• **LISTED RECORDS**:
※

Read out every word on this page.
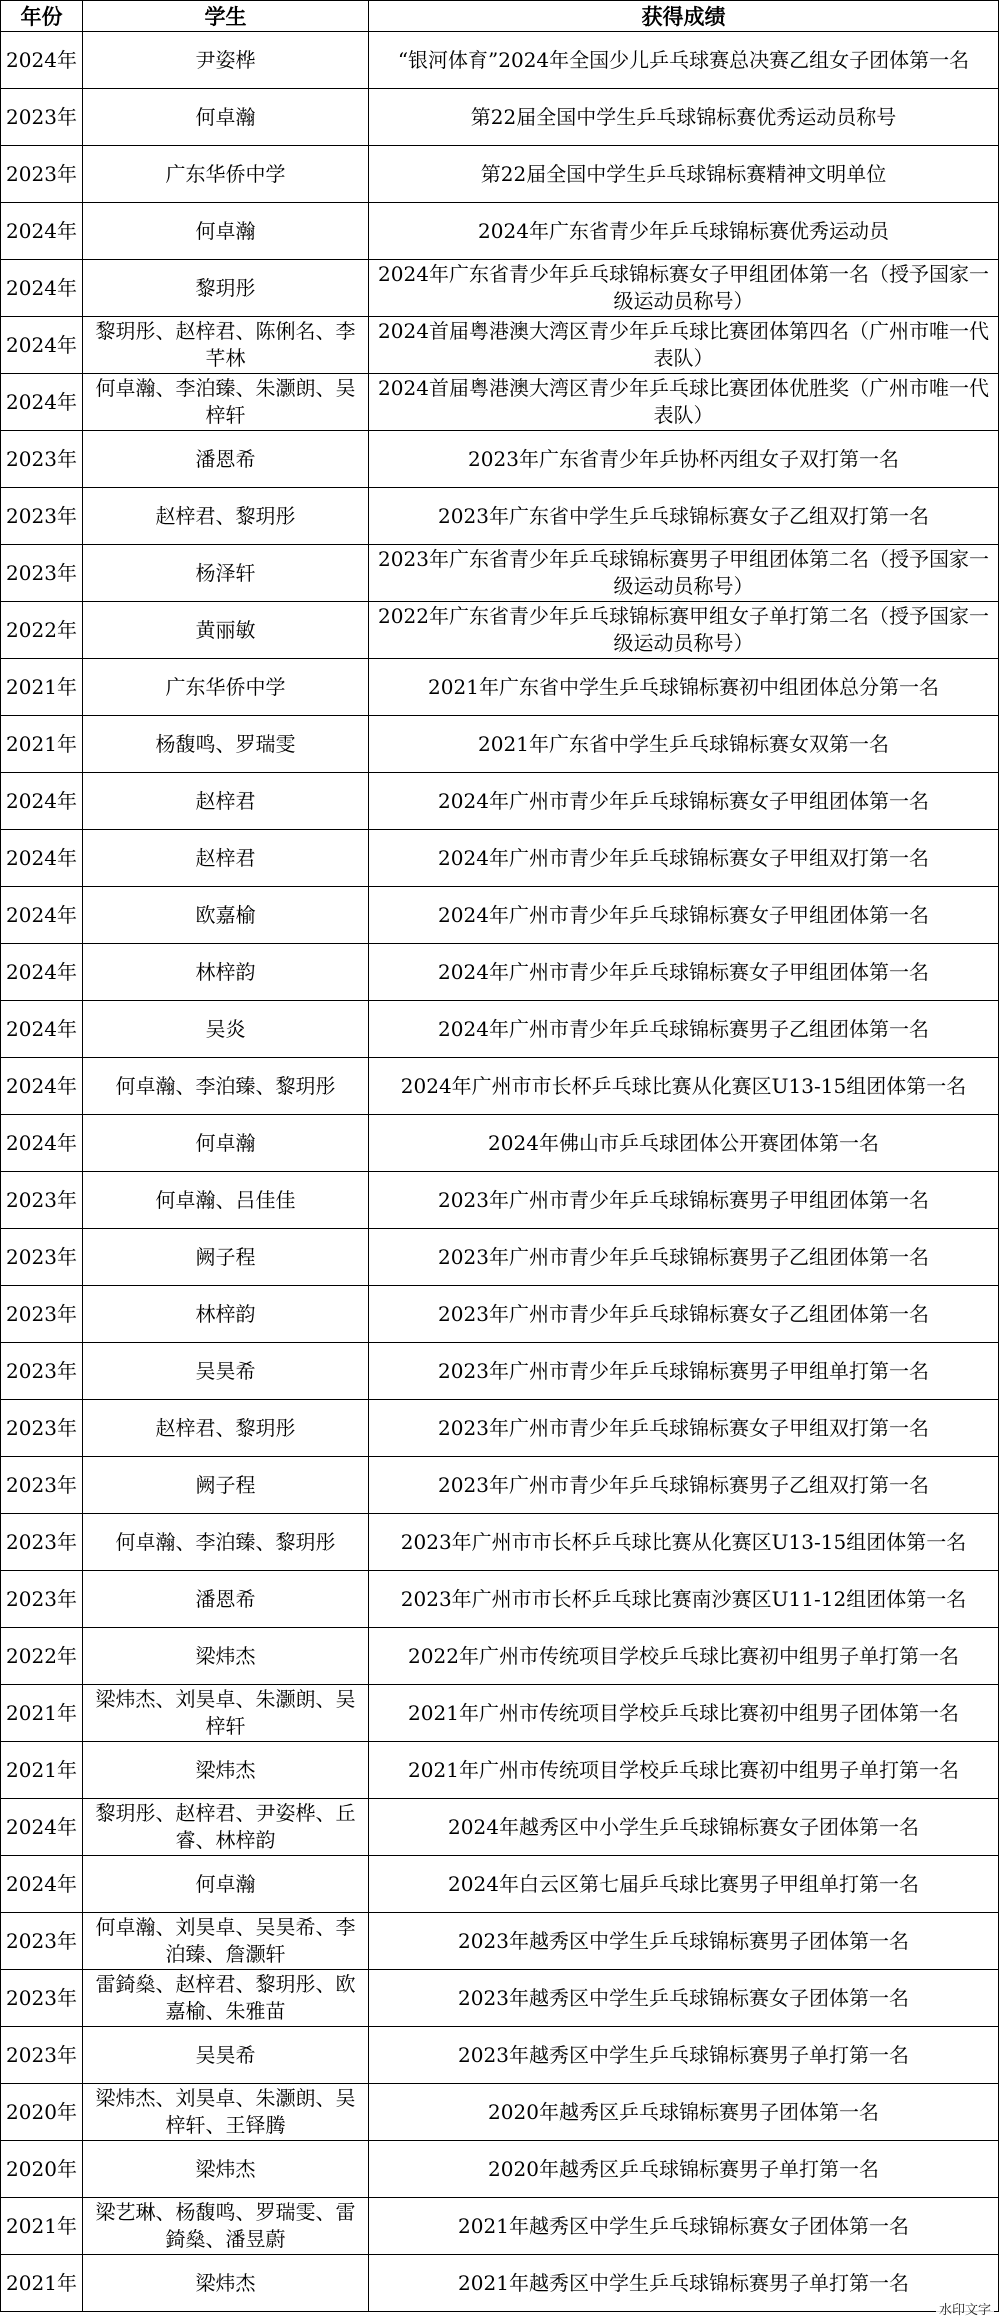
年份	学生	获得成绩
2024年	尹姿桦	“银河体育”2024年全国少儿乒乓球赛总决赛乙组女子团体第一名
2023年	何卓瀚	第22届全国中学生乒乓球锦标赛优秀运动员称号
2023年	广东华侨中学	第22届全国中学生乒乓球锦标赛精神文明单位
2024年	何卓瀚	2024年广东省青少年乒乓球锦标赛优秀运动员
2024年	黎玥彤	2024年广东省青少年乒乓球锦标赛女子甲组团体第一名（授予国家一级运动员称号）
2024年	黎玥彤、赵梓君、陈俐名、李芊林	2024首届粤港澳大湾区青少年乒乓球比赛团体第四名（广州市唯一代表队）
2024年	何卓瀚、李泊臻、朱灏朗、吴梓轩	2024首届粤港澳大湾区青少年乒乓球比赛团体优胜奖（广州市唯一代表队）
2023年	潘恩希	2023年广东省青少年乒协杯丙组女子双打第一名
2023年	赵梓君、黎玥彤	2023年广东省中学生乒乓球锦标赛女子乙组双打第一名
2023年	杨泽轩	2023年广东省青少年乒乓球锦标赛男子甲组团体第二名（授予国家一级运动员称号）
2022年	黄丽敏	2022年广东省青少年乒乓球锦标赛甲组女子单打第二名（授予国家一级运动员称号）
2021年	广东华侨中学	2021年广东省中学生乒乓球锦标赛初中组团体总分第一名
2021年	杨馥鸣、罗瑞雯	2021年广东省中学生乒乓球锦标赛女双第一名
2024年	赵梓君	2024年广州市青少年乒乓球锦标赛女子甲组团体第一名
2024年	赵梓君	2024年广州市青少年乒乓球锦标赛女子甲组双打第一名
2024年	欧嘉榆	2024年广州市青少年乒乓球锦标赛女子甲组团体第一名
2024年	林梓韵	2024年广州市青少年乒乓球锦标赛女子甲组团体第一名
2024年	吴炎	2024年广州市青少年乒乓球锦标赛男子乙组团体第一名
2024年	何卓瀚、李泊臻、黎玥彤	2024年广州市市长杯乒乓球比赛从化赛区U13-15组团体第一名
2024年	何卓瀚	2024年佛山市乒乓球团体公开赛团体第一名
2023年	何卓瀚、吕佳佳	2023年广州市青少年乒乓球锦标赛男子甲组团体第一名
2023年	阙子程	2023年广州市青少年乒乓球锦标赛男子乙组团体第一名
2023年	林梓韵	2023年广州市青少年乒乓球锦标赛女子乙组团体第一名
2023年	吴昊希	2023年广州市青少年乒乓球锦标赛男子甲组单打第一名
2023年	赵梓君、黎玥彤	2023年广州市青少年乒乓球锦标赛女子甲组双打第一名
2023年	阙子程	2023年广州市青少年乒乓球锦标赛男子乙组双打第一名
2023年	何卓瀚、李泊臻、黎玥彤	2023年广州市市长杯乒乓球比赛从化赛区U13-15组团体第一名
2023年	潘恩希	2023年广州市市长杯乒乓球比赛南沙赛区U11-12组团体第一名
2022年	梁炜杰	2022年广州市传统项目学校乒乓球比赛初中组男子单打第一名
2021年	梁炜杰、刘昊卓、朱灏朗、吴梓轩	2021年广州市传统项目学校乒乓球比赛初中组男子团体第一名
2021年	梁炜杰	2021年广州市传统项目学校乒乓球比赛初中组男子单打第一名
2024年	黎玥彤、赵梓君、尹姿桦、丘睿、林梓韵	2024年越秀区中小学生乒乓球锦标赛女子团体第一名
2024年	何卓瀚	2024年白云区第七届乒乓球比赛男子甲组单打第一名
2023年	何卓瀚、刘昊卓、吴昊希、李泊臻、詹灏轩	2023年越秀区中学生乒乓球锦标赛男子团体第一名
2023年	雷錡燊、赵梓君、黎玥彤、欧嘉榆、朱雅苗	2023年越秀区中学生乒乓球锦标赛女子团体第一名
2023年	吴昊希	2023年越秀区中学生乒乓球锦标赛男子单打第一名
2020年	梁炜杰、刘昊卓、朱灏朗、吴梓轩、王铎腾	2020年越秀区乒乓球锦标赛男子团体第一名
2020年	梁炜杰	2020年越秀区乒乓球锦标赛男子单打第一名
2021年	梁艺琳、杨馥鸣、罗瑞雯、雷錡燊、潘昱蔚	2021年越秀区中学生乒乓球锦标赛女子团体第一名
2021年	梁炜杰	2021年越秀区中学生乒乓球锦标赛男子单打第一名
水印文字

※

• **TASK REQUIREMENTS**:
Excluding the pictures, restate the records above word for word.

• **ANSWER TO THIS EXERCISE**:
Read out every word on this page.
年份	学生	获得成绩
2024年	尹姿桦	“银河体育”2024年全国少儿乒乓球赛总决赛乙组女子团体第一名
2023年	何卓瀚	第22届全国中学生乒乓球锦标赛优秀运动员称号
2023年	广东华侨中学	第22届全国中学生乒乓球锦标赛精神文明单位
2024年	何卓瀚	2024年广东省青少年乒乓球锦标赛优秀运动员
2024年	黎玥彤	2024年广东省青少年乒乓球锦标赛女子甲组团体第一名（授予国家一级运动员称号）
2024年	黎玥彤、赵梓君、陈俐名、李芊林	2024首届粤港澳大湾区青少年乒乓球比赛团体第四名（广州市唯一代表队）
2024年	何卓瀚、李泊臻、朱灏朗、吴梓轩	2024首届粤港澳大湾区青少年乒乓球比赛团体优胜奖（广州市唯一代表队）
2023年	潘恩希	2023年广东省青少年乒协杯丙组女子双打第一名
2023年	赵梓君、黎玥彤	2023年广东省中学生乒乓球锦标赛女子乙组双打第一名
2023年	杨泽轩	2023年广东省青少年乒乓球锦标赛男子甲组团体第二名（授予国家一级运动员称号）
2022年	黄丽敏	2022年广东省青少年乒乓球锦标赛甲组女子单打第二名（授予国家一级运动员称号）
2021年	广东华侨中学	2021年广东省中学生乒乓球锦标赛初中组团体总分第一名
2021年	杨馥鸣、罗瑞雯	2021年广东省中学生乒乓球锦标赛女双第一名
2024年	赵梓君	2024年广州市青少年乒乓球锦标赛女子甲组团体第一名
2024年	赵梓君	2024年广州市青少年乒乓球锦标赛女子甲组双打第一名
2024年	欧嘉榆	2024年广州市青少年乒乓球锦标赛女子甲组团体第一名
2024年	林梓韵	2024年广州市青少年乒乓球锦标赛女子甲组团体第一名
2024年	吴炎	2024年广州市青少年乒乓球锦标赛男子乙组团体第一名
2024年	何卓瀚、李泊臻、黎玥彤	2024年广州市市长杯乒乓球比赛从化赛区U13-15组团体第一名
2024年	何卓瀚	2024年佛山市乒乓球团体公开赛团体第一名
2023年	何卓瀚、吕佳佳	2023年广州市青少年乒乓球锦标赛男子甲组团体第一名
2023年	阙子程	2023年广州市青少年乒乓球锦标赛男子乙组团体第一名
2023年	林梓韵	2023年广州市青少年乒乓球锦标赛女子乙组团体第一名
2023年	吴昊希	2023年广州市青少年乒乓球锦标赛男子甲组单打第一名
2023年	赵梓君、黎玥彤	2023年广州市青少年乒乓球锦标赛女子甲组双打第一名
2023年	阙子程	2023年广州市青少年乒乓球锦标赛男子乙组双打第一名
2023年	何卓瀚、李泊臻、黎玥彤	2023年广州市市长杯乒乓球比赛从化赛区U13-15组团体第一名
2023年	潘恩希	2023年广州市市长杯乒乓球比赛南沙赛区U11-12组团体第一名
2022年	梁炜杰	2022年广州市传统项目学校乒乓球比赛初中组男子单打第一名
2021年	梁炜杰、刘昊卓、朱灏朗、吴梓轩	2021年广州市传统项目学校乒乓球比赛初中组男子团体第一名
2021年	梁炜杰	2021年广州市传统项目学校乒乓球比赛初中组男子单打第一名
2024年	黎玥彤、赵梓君、尹姿桦、丘睿、林梓韵	2024年越秀区中小学生乒乓球锦标赛女子团体第一名
2024年	何卓瀚	2024年白云区第七届乒乓球比赛男子甲组单打第一名
2023年	何卓瀚、刘昊卓、吴昊希、李泊臻、詹灏轩	2023年越秀区中学生乒乓球锦标赛男子团体第一名
2023年	雷錡燊、赵梓君、黎玥彤、欧嘉榆、朱雅苗	2023年越秀区中学生乒乓球锦标赛女子团体第一名
2023年	吴昊希	2023年越秀区中学生乒乓球锦标赛男子单打第一名
2020年	梁炜杰、刘昊卓、朱灏朗、吴梓轩、王铎腾	2020年越秀区乒乓球锦标赛男子团体第一名
2020年	梁炜杰	2020年越秀区乒乓球锦标赛男子单打第一名
2021年	梁艺琳、杨馥鸣、罗瑞雯、雷錡燊、潘昱蔚	2021年越秀区中学生乒乓球锦标赛女子团体第一名
2021年	梁炜杰	2021年越秀区中学生乒乓球锦标赛男子单打第一名
水印文字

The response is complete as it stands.